■ JOB: Reproduce the material exactly, omitting nothing.

:::::

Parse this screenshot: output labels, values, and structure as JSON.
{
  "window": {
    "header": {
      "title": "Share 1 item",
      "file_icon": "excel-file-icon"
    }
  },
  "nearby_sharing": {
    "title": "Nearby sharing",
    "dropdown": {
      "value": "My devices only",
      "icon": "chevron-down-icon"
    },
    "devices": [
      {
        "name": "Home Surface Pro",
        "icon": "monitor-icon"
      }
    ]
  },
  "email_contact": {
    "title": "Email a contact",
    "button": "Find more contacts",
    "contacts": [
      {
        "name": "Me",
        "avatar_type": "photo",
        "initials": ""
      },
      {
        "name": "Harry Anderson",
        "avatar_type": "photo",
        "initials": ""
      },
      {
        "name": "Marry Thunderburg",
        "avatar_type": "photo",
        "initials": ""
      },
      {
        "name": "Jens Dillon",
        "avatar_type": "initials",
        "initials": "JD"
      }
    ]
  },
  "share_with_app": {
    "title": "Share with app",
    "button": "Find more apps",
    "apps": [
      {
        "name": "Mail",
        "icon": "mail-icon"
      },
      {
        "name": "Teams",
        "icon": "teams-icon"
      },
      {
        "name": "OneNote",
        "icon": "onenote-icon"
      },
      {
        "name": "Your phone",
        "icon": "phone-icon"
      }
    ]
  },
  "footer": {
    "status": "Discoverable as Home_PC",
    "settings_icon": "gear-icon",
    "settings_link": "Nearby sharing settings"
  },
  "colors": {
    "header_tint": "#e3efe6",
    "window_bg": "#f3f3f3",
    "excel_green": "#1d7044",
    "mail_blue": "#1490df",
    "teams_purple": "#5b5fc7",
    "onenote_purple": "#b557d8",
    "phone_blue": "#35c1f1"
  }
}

:::::

■ OUTPUT:
Parse this screenshot: output labels, values, and structure as JSON.
{
  "window": {
    "header": {
      "title": "Share 1 item",
      "file_icon": "excel-file-icon"
    }
  },
  "nearby_sharing": {
    "title": "Nearby sharing",
    "dropdown": {
      "value": "My devices only",
      "icon": "chevron-down-icon"
    },
    "devices": [
      {
        "name": "Home Surface Pro",
        "icon": "monitor-icon"
      }
    ]
  },
  "email_contact": {
    "title": "Email a contact",
    "button": "Find more contacts",
    "contacts": [
      {
        "name": "Me",
        "avatar_type": "photo",
        "initials": ""
      },
      {
        "name": "Harry Anderson",
        "avatar_type": "photo",
        "initials": ""
      },
      {
        "name": "Marry Thunderburg",
        "avatar_type": "photo",
        "initials": ""
      },
      {
        "name": "Jens Dillon",
        "avatar_type": "initials",
        "initials": "JD"
      }
    ]
  },
  "share_with_app": {
    "title": "Share with app",
    "button": "Find more apps",
    "apps": [
      {
        "name": "Mail",
        "icon": "mail-icon"
      },
      {
        "name": "Teams",
        "icon": "teams-icon"
      },
      {
        "name": "OneNote",
        "icon": "onenote-icon"
      },
      {
        "name": "Your phone",
        "icon": "phone-icon"
      }
    ]
  },
  "footer": {
    "status": "Discoverable as Home_PC",
    "settings_icon": "gear-icon",
    "settings_link": "Nearby sharing settings"
  },
  "colors": {
    "header_tint": "#e3efe6",
    "window_bg": "#f3f3f3",
    "excel_green": "#1d7044",
    "mail_blue": "#1490df",
    "teams_purple": "#5b5fc7",
    "onenote_purple": "#b557d8",
    "phone_blue": "#35c1f1"
  }
}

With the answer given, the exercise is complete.